Try it
Match on the string "Sara" in the entries below and return every matching line.

Document page transcription items:
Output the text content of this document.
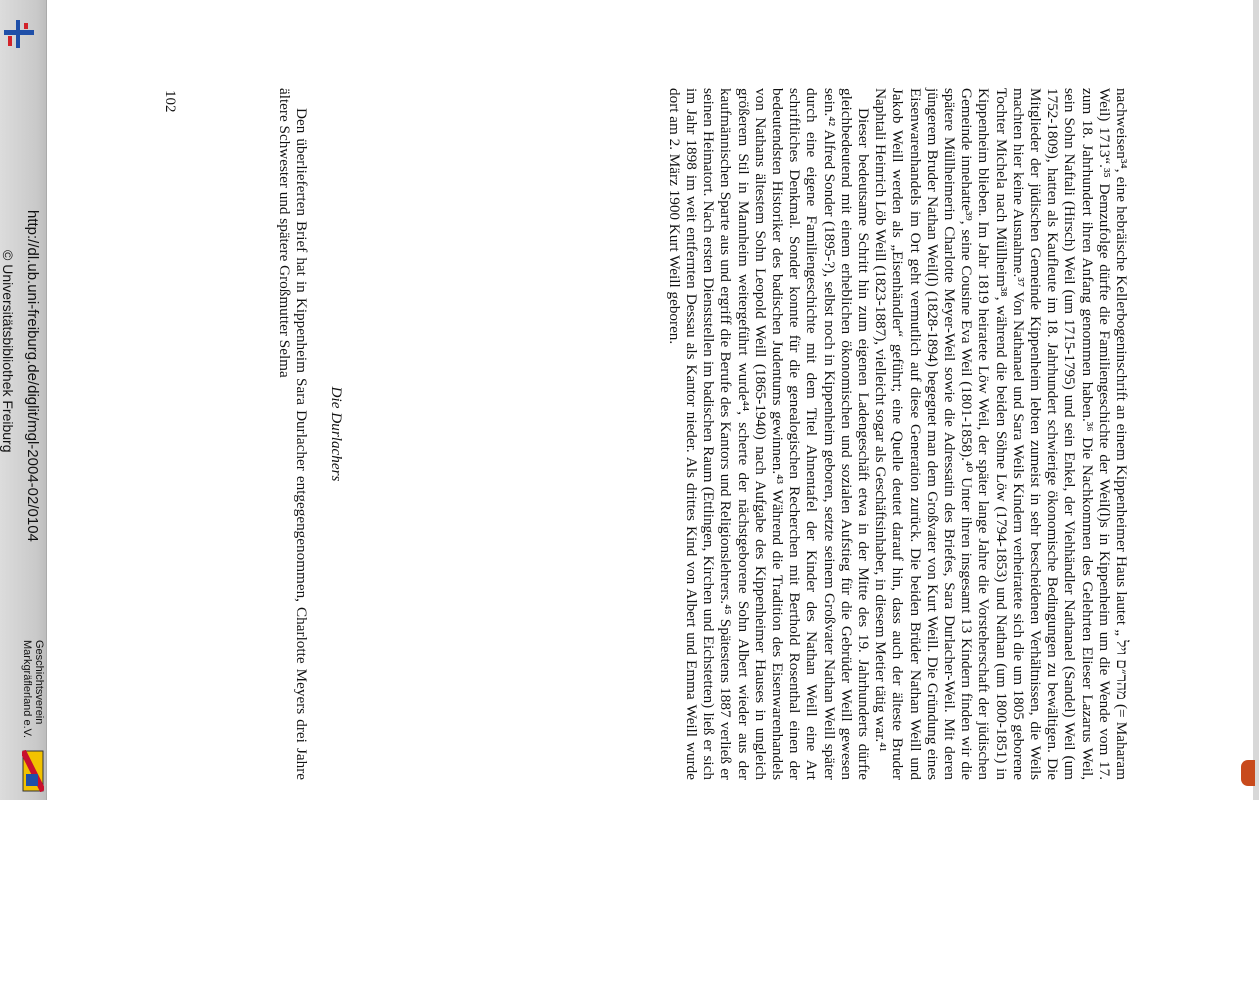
http://dl.ub.uni-freiburg.de/diglit/mgl-2004-02/0104
© Universitätsbibliothek Freiburg
Geschichtsverein
Markgräflerland e.V.

nachweisen³⁴, eine hebräische Kellerbogeninschrift an einem Kippenheimer Haus lautet „ מהר״ם ויל (= Maharam Weil) 1713“.³⁵ Demzufolge dürfte die Familiengeschichte der Weil(l)s in Kippenheim um die Wende vom 17. zum 18. Jahrhundert ihren Anfang genommen haben.³⁶ Die Nachkommen des Gelehrten Elieser Lazarus Weil, sein Sohn Naftali (Hirsch) Weil (um 1715-1795) und sein Enkel, der Viehhändler Nathanael (Sandel) Weil (um 1752-1809), hatten als Kaufleute im 18. Jahrhundert schwierige ökonomische Bedingungen zu bewältigen. Die Mitglieder der jüdischen Gemeinde Kippenheim lebten zumeist in sehr bescheidenen Verhältnissen, die Weils machten hier keine Ausnahme.³⁷ Von Nathanael und Sara Weils Kindern verheiratete sich die um 1805 geborene Tochter Michela nach Müllheim³⁸, während die beiden Söhne Löw (1794-1853) und Nathan (um 1800-1851) in Kippenheim blieben. Im Jahr 1819 heiratete Löw Weil, der später lange Jahre die Vorsteherschaft der jüdischen Gemeinde innehatte³⁹, seine Cousine Eva Weil (1801-1858).⁴⁰ Unter ihren insgesamt 13 Kindern finden wir die spätere Müllheimerin Charlotte Meyer-Weil sowie die Adressatin des Briefes, Sara Durlacher-Weil. Mit deren jüngerem Bruder Nathan Weil(l) (1828-1894) begegnet man dem Großvater von Kurt Weill. Die Gründung eines Eisenwarenhandels im Ort geht vermutlich auf diese Generation zurück. Die beiden Brüder Nathan Weill und Jakob Weill werden als „Eisenhändler“ geführt; eine Quelle deutet darauf hin, dass auch der älteste Bruder Naphtali Heinrich Löb Weill (1823-1887), vielleicht sogar als Geschäftsinhaber, in diesem Metier tätig war.⁴¹

Dieser bedeutsame Schritt hin zum eigenen Ladengeschäft etwa in der Mitte des 19. Jahrhunderts dürfte gleichbedeutend mit einem erheblichen ökonomischen und sozialen Aufstieg für die Gebrüder Weill gewesen sein.⁴² Alfred Sonder (1895-?), selbst noch in Kippenheim geboren, setzte seinem Großvater Nathan Weill später durch eine eigene Familiengeschichte mit dem Titel Ahnentafel der Kinder des Nathan Weill eine Art schriftliches Denkmal. Sonder konnte für die genealogischen Recherchen mit Berthold Rosenthal einen der bedeutendsten Historiker des badischen Judentums gewinnen.⁴³ Während die Tradition des Eisenwarenhandels von Nathans ältestem Sohn Leopold Weill (1865-1940) nach Aufgabe des Kippenheimer Hauses in ungleich größerem Stil in Mannheim weitergeführt wurde⁴⁴, scherte der nächstgeborene Sohn Albert wieder aus der kaufmännischen Sparte aus und ergriff die Berufe des Kantors und Religionslehrers.⁴⁵ Spätestens 1887 verließ er seinen Heimatort. Nach ersten Dienststellen im badischen Raum (Ettlingen, Kirchen und Eichstetten) ließ er sich im Jahr 1898 im weit entfernten Dessau als Kantor nieder. Als drittes Kind von Albert und Emma Weill wurde dort am 2. März 1900 Kurt Weill geboren.

Die Durlachers
Den überlieferten Brief hat in Kippenheim Sara Durlacher entgegengenommen, Charlotte Meyers drei Jahre ältere Schwester und spätere Großmutter Selma
102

Response area
nachweisen³⁴, eine hebräische Kellerbogeninschrift an einem Kippenheimer Haus lautet „ מהר״ם ויל (= Maharam Weil) 1713“.³⁵ Demzufolge dürfte die Familiengeschichte der Weil(l)s in Kippenheim um die Wende vom 17. zum 18. Jahrhundert ihren Anfang genommen haben.³⁶ Die Nachkommen des Gelehrten Elieser Lazarus Weil, sein Sohn Naftali (Hirsch) Weil (um 1715-1795) und sein Enkel, der Viehhändler Nathanael (Sandel) Weil (um 1752-1809), hatten als Kaufleute im 18. Jahrhundert schwierige ökonomische Bedingungen zu bewältigen. Die Mitglieder der jüdischen Gemeinde Kippenheim lebten zumeist in sehr bescheidenen Verhältnissen, die Weils machten hier keine Ausnahme.³⁷ Von Nathanael und Sara Weils Kindern verheiratete sich die um 1805 geborene Tochter Michela nach Müllheim³⁸, während die beiden Söhne Löw (1794-1853) und Nathan (um 1800-1851) in Kippenheim blieben. Im Jahr 1819 heiratete Löw Weil, der später lange Jahre die Vorsteherschaft der jüdischen Gemeinde innehatte³⁹, seine Cousine Eva Weil (1801-1858).⁴⁰ Unter ihren insgesamt 13 Kindern finden wir die spätere Müllheimerin Charlotte Meyer-Weil sowie die Adressatin des Briefes, Sara Durlacher-Weil. Mit deren jüngerem Bruder Nathan Weil(l) (1828-1894) begegnet man dem Großvater von Kurt Weill. Die Gründung eines Eisenwarenhandels im Ort geht vermutlich auf diese Generation zurück. Die beiden Brüder Nathan Weill und Jakob Weill werden als „Eisenhändler“ geführt; eine Quelle deutet darauf hin, dass auch der älteste Bruder Naphtali Heinrich Löb Weill (1823-1887), vielleicht sogar als Geschäftsinhaber, in diesem Metier tätig war.⁴¹
Den überlieferten Brief hat in Kippenheim Sara Durlacher entgegengenommen, Charlotte Meyers drei Jahre ältere Schwester und spätere Großmutter Selma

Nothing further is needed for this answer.